## Materials provided
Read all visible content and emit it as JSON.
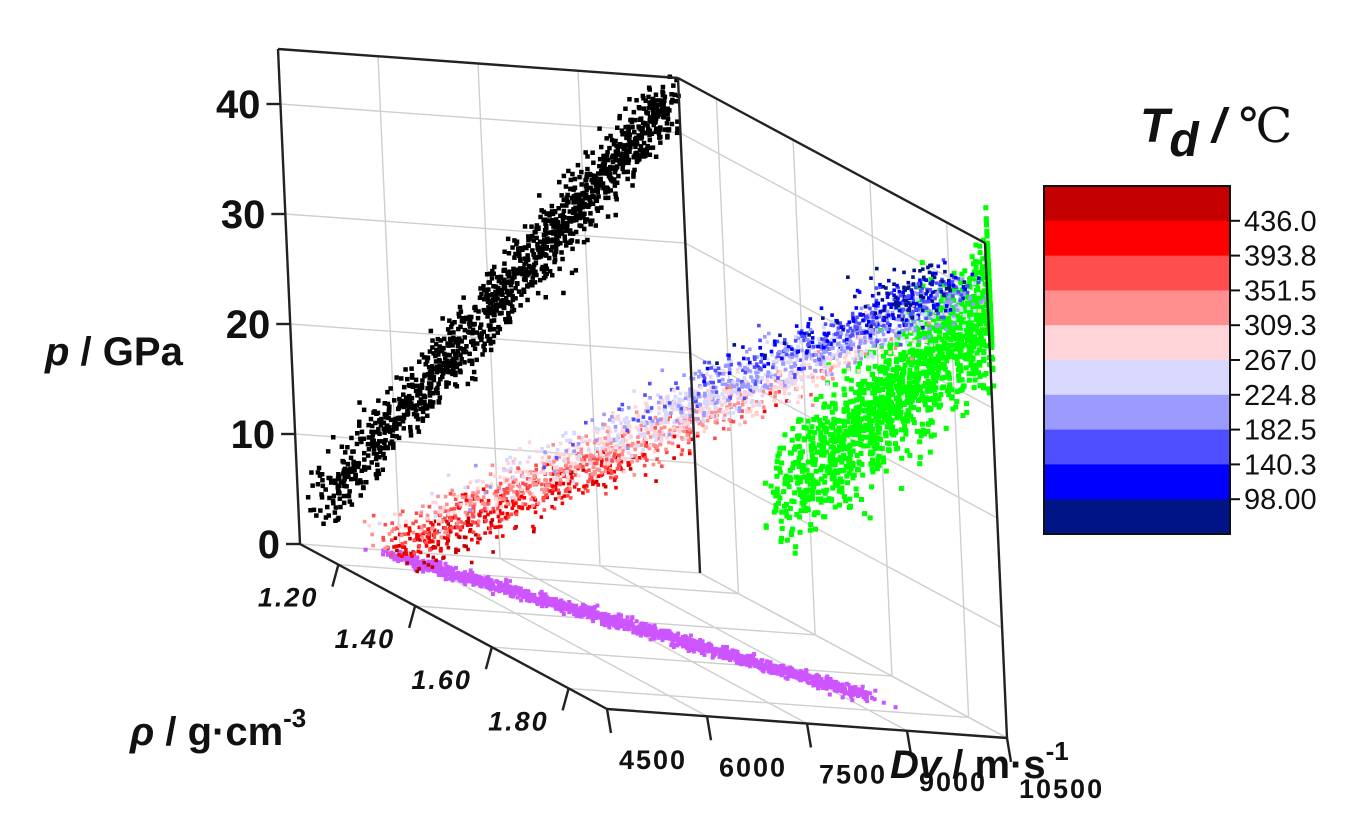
{
  "chart_data": {
    "type": "scatter",
    "projection": "3d",
    "axes": {
      "x": {
        "label_symbol": "ρ",
        "label_unit": "g·cm",
        "label_exp": "-3",
        "range": [
          1.1,
          1.9
        ],
        "ticks": [
          "1.20",
          "1.40",
          "1.60",
          "1.80"
        ],
        "tick_values": [
          1.2,
          1.4,
          1.6,
          1.8
        ]
      },
      "y": {
        "label_symbol": "Dv",
        "label_unit": "m·s",
        "label_exp": "-1",
        "range": [
          4500,
          10500
        ],
        "ticks": [
          "4500",
          "6000",
          "7500",
          "9000",
          "10500"
        ],
        "tick_values": [
          4500,
          6000,
          7500,
          9000,
          10500
        ]
      },
      "z": {
        "label_symbol": "p",
        "label_unit": "GPa",
        "range": [
          0,
          45
        ],
        "ticks": [
          "0",
          "10",
          "20",
          "30",
          "40"
        ],
        "tick_values": [
          0,
          10,
          20,
          30,
          40
        ]
      }
    },
    "grid": true,
    "colorbar": {
      "title_symbol": "T",
      "title_sub": "d",
      "title_unit": "℃",
      "levels": [
        "436.0",
        "393.8",
        "351.5",
        "309.3",
        "267.0",
        "224.8",
        "182.5",
        "140.3",
        "98.00"
      ],
      "colors": [
        "#c40000",
        "#ff0000",
        "#ff4d4d",
        "#ff8f8f",
        "#ffd4d8",
        "#d8d8ff",
        "#9a9aff",
        "#4f4fff",
        "#0000ff",
        "#001488"
      ],
      "placement": "right"
    },
    "series": [
      {
        "role": "main",
        "color_by": "Td",
        "trend": [
          {
            "rho": 1.15,
            "dv": 5600,
            "p": 1,
            "td": 420
          },
          {
            "rho": 1.95,
            "dv": 9800,
            "p": 42,
            "td": 140
          }
        ]
      },
      {
        "role": "projection-back-wall",
        "plane": "rho = 1.10",
        "color": "#000000",
        "trend": [
          {
            "dv": 4700,
            "p": 3
          },
          {
            "dv": 10300,
            "p": 43
          }
        ]
      },
      {
        "role": "projection-right-wall",
        "plane": "Dv = 10500",
        "color": "#00ff00",
        "trend": [
          {
            "rho": 1.3,
            "p": 10
          },
          {
            "rho": 1.95,
            "p": 42
          }
        ]
      },
      {
        "role": "projection-floor",
        "plane": "p = 0",
        "color": "#cc55ff",
        "trend": [
          {
            "rho": 1.12,
            "dv": 5800
          },
          {
            "rho": 1.7,
            "dv": 9400
          }
        ]
      }
    ]
  }
}
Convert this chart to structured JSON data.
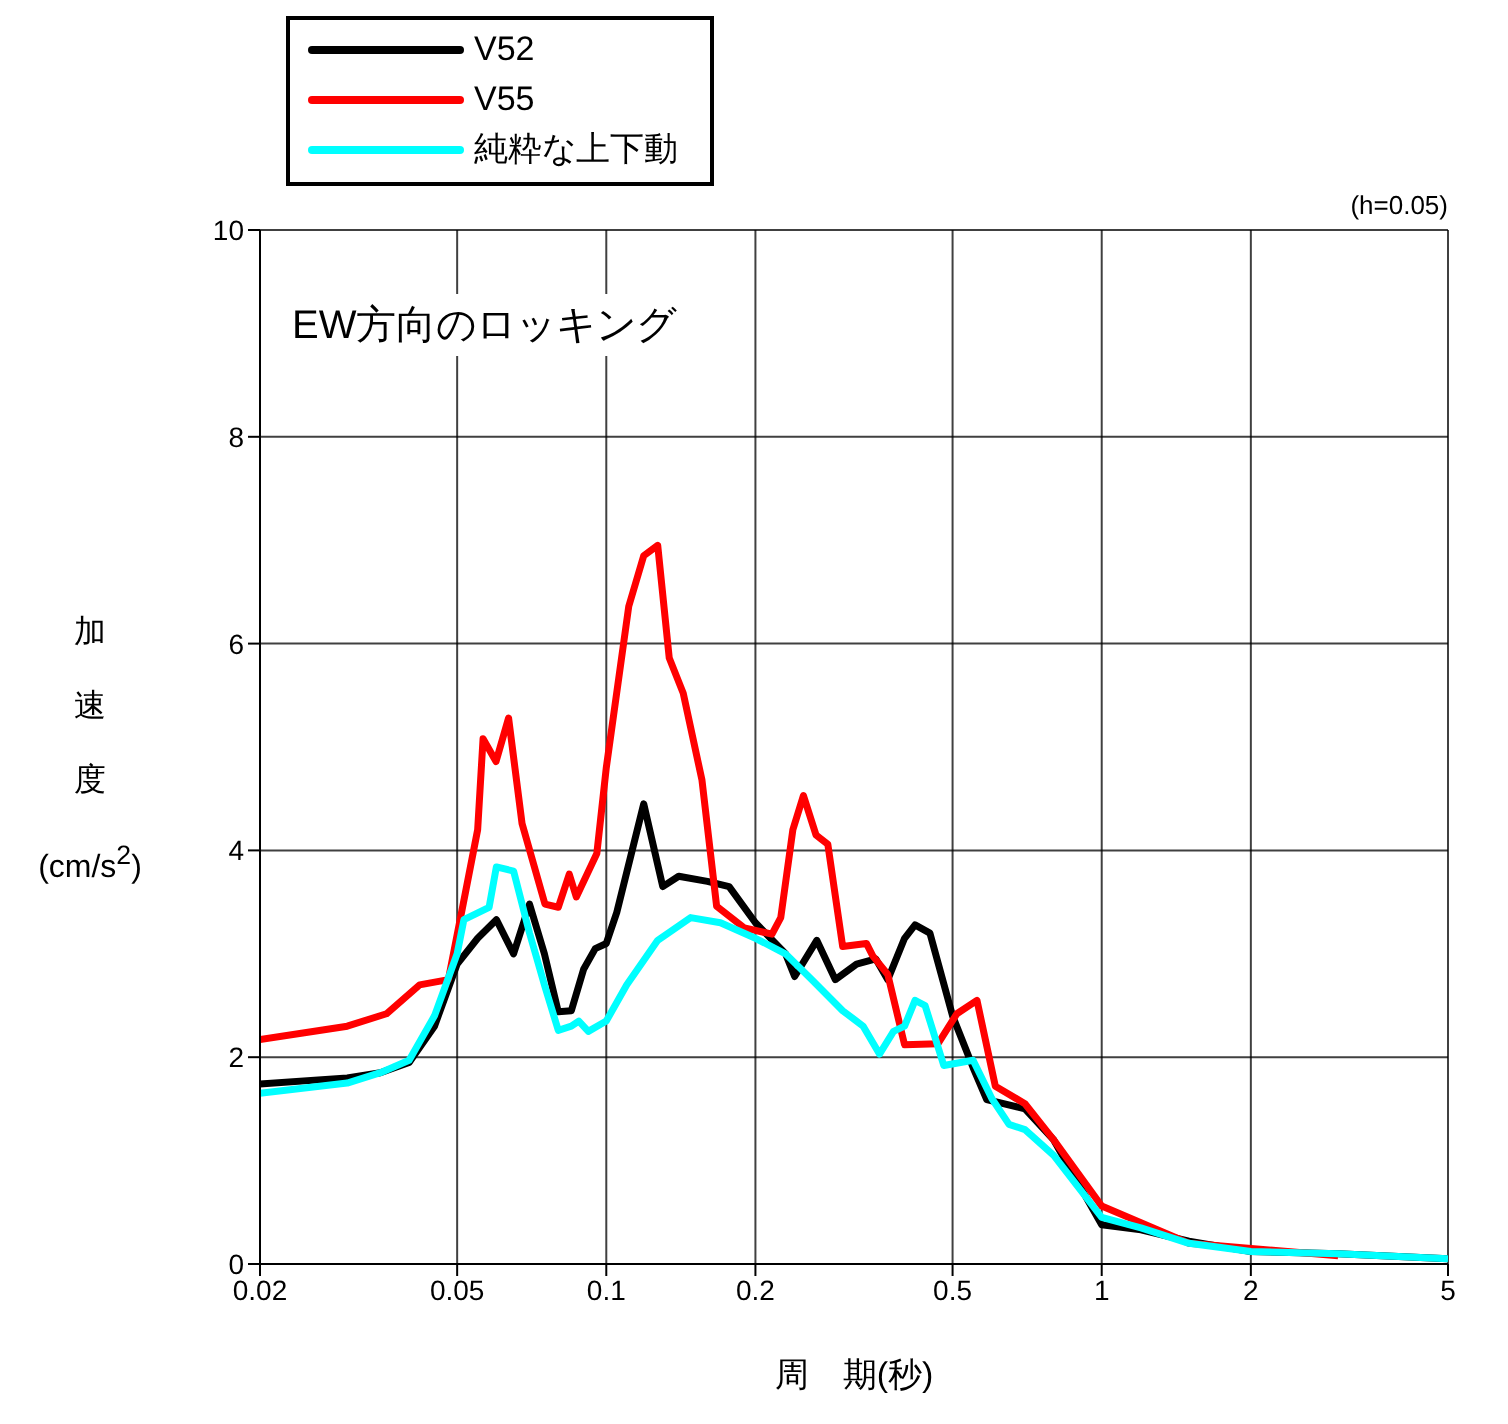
{
  "chart_data": {
    "type": "line",
    "title": "EW方向のロッキング",
    "xlabel": "周　期(秒)",
    "ylabel": "加速度(cm/s$^{2}$)",
    "annotations": [
      "(h=0.05)"
    ],
    "log": "x",
    "xlim": [
      0.02,
      5
    ],
    "xticks": [
      0.02,
      0.05,
      0.1,
      0.2,
      0.5,
      1,
      2,
      5
    ],
    "ylim": [
      0,
      10
    ],
    "yticks": [
      0,
      2,
      4,
      6,
      8,
      10
    ],
    "grid": true,
    "legend": "top left",
    "marker": "none",
    "line_style": "solid",
    "series": [
      {
        "name": "V52",
        "color": "#000000",
        "x": [
          0.02,
          0.03,
          0.035,
          0.04,
          0.045,
          0.05,
          0.055,
          0.06,
          0.065,
          0.07,
          0.075,
          0.08,
          0.085,
          0.09,
          0.095,
          0.1,
          0.105,
          0.119,
          0.13,
          0.14,
          0.16,
          0.177,
          0.2,
          0.23,
          0.24,
          0.266,
          0.29,
          0.32,
          0.35,
          0.37,
          0.4,
          0.42,
          0.45,
          0.5,
          0.55,
          0.586,
          0.7,
          0.8,
          1,
          1.2,
          1.5,
          2,
          3,
          5
        ],
        "values": [
          1.74,
          1.8,
          1.85,
          1.95,
          2.3,
          2.9,
          3.15,
          3.33,
          3.0,
          3.48,
          3.0,
          2.44,
          2.45,
          2.85,
          3.05,
          3.1,
          3.4,
          4.45,
          3.65,
          3.75,
          3.7,
          3.65,
          3.3,
          3.0,
          2.78,
          3.13,
          2.75,
          2.9,
          2.95,
          2.75,
          3.15,
          3.28,
          3.2,
          2.4,
          1.9,
          1.59,
          1.5,
          1.2,
          0.38,
          0.33,
          0.22,
          0.12,
          0.1,
          0.05
        ]
      },
      {
        "name": "V55",
        "color": "#ff0000",
        "x": [
          0.02,
          0.03,
          0.036,
          0.042,
          0.048,
          0.052,
          0.055,
          0.0564,
          0.0599,
          0.0635,
          0.0676,
          0.0752,
          0.08,
          0.0842,
          0.087,
          0.0957,
          0.1,
          0.111,
          0.119,
          0.127,
          0.134,
          0.143,
          0.156,
          0.167,
          0.19,
          0.216,
          0.225,
          0.238,
          0.25,
          0.265,
          0.28,
          0.3,
          0.335,
          0.345,
          0.37,
          0.4,
          0.467,
          0.51,
          0.56,
          0.61,
          0.7,
          0.8,
          1,
          1.2,
          1.5,
          3
        ],
        "values": [
          2.17,
          2.3,
          2.42,
          2.7,
          2.75,
          3.6,
          4.2,
          5.08,
          4.86,
          5.28,
          4.26,
          3.48,
          3.45,
          3.77,
          3.55,
          3.97,
          4.8,
          6.36,
          6.85,
          6.95,
          5.86,
          5.52,
          4.68,
          3.46,
          3.25,
          3.19,
          3.35,
          4.2,
          4.53,
          4.15,
          4.06,
          3.07,
          3.1,
          2.98,
          2.8,
          2.12,
          2.13,
          2.42,
          2.55,
          1.72,
          1.55,
          1.2,
          0.56,
          0.4,
          0.2,
          0.08
        ]
      },
      {
        "name": "純粋な上下動",
        "color": "#00ffff",
        "x": [
          0.02,
          0.03,
          0.035,
          0.04,
          0.045,
          0.05,
          0.0516,
          0.058,
          0.06,
          0.065,
          0.07,
          0.075,
          0.08,
          0.085,
          0.088,
          0.092,
          0.1,
          0.11,
          0.127,
          0.148,
          0.17,
          0.2,
          0.23,
          0.26,
          0.3,
          0.33,
          0.356,
          0.38,
          0.4,
          0.42,
          0.44,
          0.48,
          0.55,
          0.6,
          0.65,
          0.7,
          0.8,
          1,
          1.2,
          1.5,
          2,
          3,
          5
        ],
        "values": [
          1.65,
          1.75,
          1.85,
          1.97,
          2.4,
          3.0,
          3.33,
          3.45,
          3.84,
          3.8,
          3.2,
          2.7,
          2.26,
          2.3,
          2.35,
          2.25,
          2.35,
          2.7,
          3.13,
          3.35,
          3.3,
          3.15,
          3.0,
          2.75,
          2.45,
          2.3,
          2.03,
          2.25,
          2.3,
          2.55,
          2.5,
          1.92,
          1.97,
          1.6,
          1.35,
          1.3,
          1.05,
          0.45,
          0.35,
          0.2,
          0.12,
          0.1,
          0.05
        ]
      }
    ]
  }
}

## What you need to do
Repeat verbatim all the material, but not the pictures.

## Complete response
Read all visible content and emit it as JSON.
{
  "chart_data": {
    "type": "scatter",
    "projection": "3d",
    "axes": {
      "x": {
        "label_symbol": "ρ",
        "label_unit": "g·cm",
        "label_exp": "-3",
        "range": [
          1.1,
          1.9
        ],
        "ticks": [
          "1.20",
          "1.40",
          "1.60",
          "1.80"
        ],
        "tick_values": [
          1.2,
          1.4,
          1.6,
          1.8
        ]
      },
      "y": {
        "label_symbol": "Dv",
        "label_unit": "m·s",
        "label_exp": "-1",
        "range": [
          4500,
          10500
        ],
        "ticks": [
          "4500",
          "6000",
          "7500",
          "9000",
          "10500"
        ],
        "tick_values": [
          4500,
          6000,
          7500,
          9000,
          10500
        ]
      },
      "z": {
        "label_symbol": "p",
        "label_unit": "GPa",
        "range": [
          0,
          45
        ],
        "ticks": [
          "0",
          "10",
          "20",
          "30",
          "40"
        ],
        "tick_values": [
          0,
          10,
          20,
          30,
          40
        ]
      }
    },
    "grid": true,
    "colorbar": {
      "title_symbol": "T",
      "title_sub": "d",
      "title_unit": "℃",
      "levels": [
        "436.0",
        "393.8",
        "351.5",
        "309.3",
        "267.0",
        "224.8",
        "182.5",
        "140.3",
        "98.00"
      ],
      "colors": [
        "#c40000",
        "#ff0000",
        "#ff4d4d",
        "#ff8f8f",
        "#ffd4d8",
        "#d8d8ff",
        "#9a9aff",
        "#4f4fff",
        "#0000ff",
        "#001488"
      ],
      "placement": "right"
    },
    "series": [
      {
        "role": "main",
        "color_by": "Td",
        "trend": [
          {
            "rho": 1.15,
            "dv": 5600,
            "p": 1,
            "td": 420
          },
          {
            "rho": 1.95,
            "dv": 9800,
            "p": 42,
            "td": 140
          }
        ]
      },
      {
        "role": "projection-back-wall",
        "plane": "rho = 1.10",
        "color": "#000000",
        "trend": [
          {
            "dv": 4700,
            "p": 3
          },
          {
            "dv": 10300,
            "p": 43
          }
        ]
      },
      {
        "role": "projection-right-wall",
        "plane": "Dv = 10500",
        "color": "#00ff00",
        "trend": [
          {
            "rho": 1.3,
            "p": 10
          },
          {
            "rho": 1.95,
            "p": 42
          }
        ]
      },
      {
        "role": "projection-floor",
        "plane": "p = 0",
        "color": "#cc55ff",
        "trend": [
          {
            "rho": 1.12,
            "dv": 5800
          },
          {
            "rho": 1.7,
            "dv": 9400
          }
        ]
      }
    ]
  }
}
Convert this chart to structured JSON data.
{
  "chart_data": {
    "type": "line",
    "title": "EW方向のロッキング",
    "xlabel": "周　期(秒)",
    "ylabel": "加速度(cm/s$^{2}$)",
    "annotations": [
      "(h=0.05)"
    ],
    "log": "x",
    "xlim": [
      0.02,
      5
    ],
    "xticks": [
      0.02,
      0.05,
      0.1,
      0.2,
      0.5,
      1,
      2,
      5
    ],
    "ylim": [
      0,
      10
    ],
    "yticks": [
      0,
      2,
      4,
      6,
      8,
      10
    ],
    "grid": true,
    "legend": "top left",
    "marker": "none",
    "line_style": "solid",
    "series": [
      {
        "name": "V52",
        "color": "#000000",
        "x": [
          0.02,
          0.03,
          0.035,
          0.04,
          0.045,
          0.05,
          0.055,
          0.06,
          0.065,
          0.07,
          0.075,
          0.08,
          0.085,
          0.09,
          0.095,
          0.1,
          0.105,
          0.119,
          0.13,
          0.14,
          0.16,
          0.177,
          0.2,
          0.23,
          0.24,
          0.266,
          0.29,
          0.32,
          0.35,
          0.37,
          0.4,
          0.42,
          0.45,
          0.5,
          0.55,
          0.586,
          0.7,
          0.8,
          1,
          1.2,
          1.5,
          2,
          3,
          5
        ],
        "values": [
          1.74,
          1.8,
          1.85,
          1.95,
          2.3,
          2.9,
          3.15,
          3.33,
          3.0,
          3.48,
          3.0,
          2.44,
          2.45,
          2.85,
          3.05,
          3.1,
          3.4,
          4.45,
          3.65,
          3.75,
          3.7,
          3.65,
          3.3,
          3.0,
          2.78,
          3.13,
          2.75,
          2.9,
          2.95,
          2.75,
          3.15,
          3.28,
          3.2,
          2.4,
          1.9,
          1.59,
          1.5,
          1.2,
          0.38,
          0.33,
          0.22,
          0.12,
          0.1,
          0.05
        ]
      },
      {
        "name": "V55",
        "color": "#ff0000",
        "x": [
          0.02,
          0.03,
          0.036,
          0.042,
          0.048,
          0.052,
          0.055,
          0.0564,
          0.0599,
          0.0635,
          0.0676,
          0.0752,
          0.08,
          0.0842,
          0.087,
          0.0957,
          0.1,
          0.111,
          0.119,
          0.127,
          0.134,
          0.143,
          0.156,
          0.167,
          0.19,
          0.216,
          0.225,
          0.238,
          0.25,
          0.265,
          0.28,
          0.3,
          0.335,
          0.345,
          0.37,
          0.4,
          0.467,
          0.51,
          0.56,
          0.61,
          0.7,
          0.8,
          1,
          1.2,
          1.5,
          3
        ],
        "values": [
          2.17,
          2.3,
          2.42,
          2.7,
          2.75,
          3.6,
          4.2,
          5.08,
          4.86,
          5.28,
          4.26,
          3.48,
          3.45,
          3.77,
          3.55,
          3.97,
          4.8,
          6.36,
          6.85,
          6.95,
          5.86,
          5.52,
          4.68,
          3.46,
          3.25,
          3.19,
          3.35,
          4.2,
          4.53,
          4.15,
          4.06,
          3.07,
          3.1,
          2.98,
          2.8,
          2.12,
          2.13,
          2.42,
          2.55,
          1.72,
          1.55,
          1.2,
          0.56,
          0.4,
          0.2,
          0.08
        ]
      },
      {
        "name": "純粋な上下動",
        "color": "#00ffff",
        "x": [
          0.02,
          0.03,
          0.035,
          0.04,
          0.045,
          0.05,
          0.0516,
          0.058,
          0.06,
          0.065,
          0.07,
          0.075,
          0.08,
          0.085,
          0.088,
          0.092,
          0.1,
          0.11,
          0.127,
          0.148,
          0.17,
          0.2,
          0.23,
          0.26,
          0.3,
          0.33,
          0.356,
          0.38,
          0.4,
          0.42,
          0.44,
          0.48,
          0.55,
          0.6,
          0.65,
          0.7,
          0.8,
          1,
          1.2,
          1.5,
          2,
          3,
          5
        ],
        "values": [
          1.65,
          1.75,
          1.85,
          1.97,
          2.4,
          3.0,
          3.33,
          3.45,
          3.84,
          3.8,
          3.2,
          2.7,
          2.26,
          2.3,
          2.35,
          2.25,
          2.35,
          2.7,
          3.13,
          3.35,
          3.3,
          3.15,
          3.0,
          2.75,
          2.45,
          2.3,
          2.03,
          2.25,
          2.3,
          2.55,
          2.5,
          1.92,
          1.97,
          1.6,
          1.35,
          1.3,
          1.05,
          0.45,
          0.35,
          0.2,
          0.12,
          0.1,
          0.05
        ]
      }
    ]
  }
}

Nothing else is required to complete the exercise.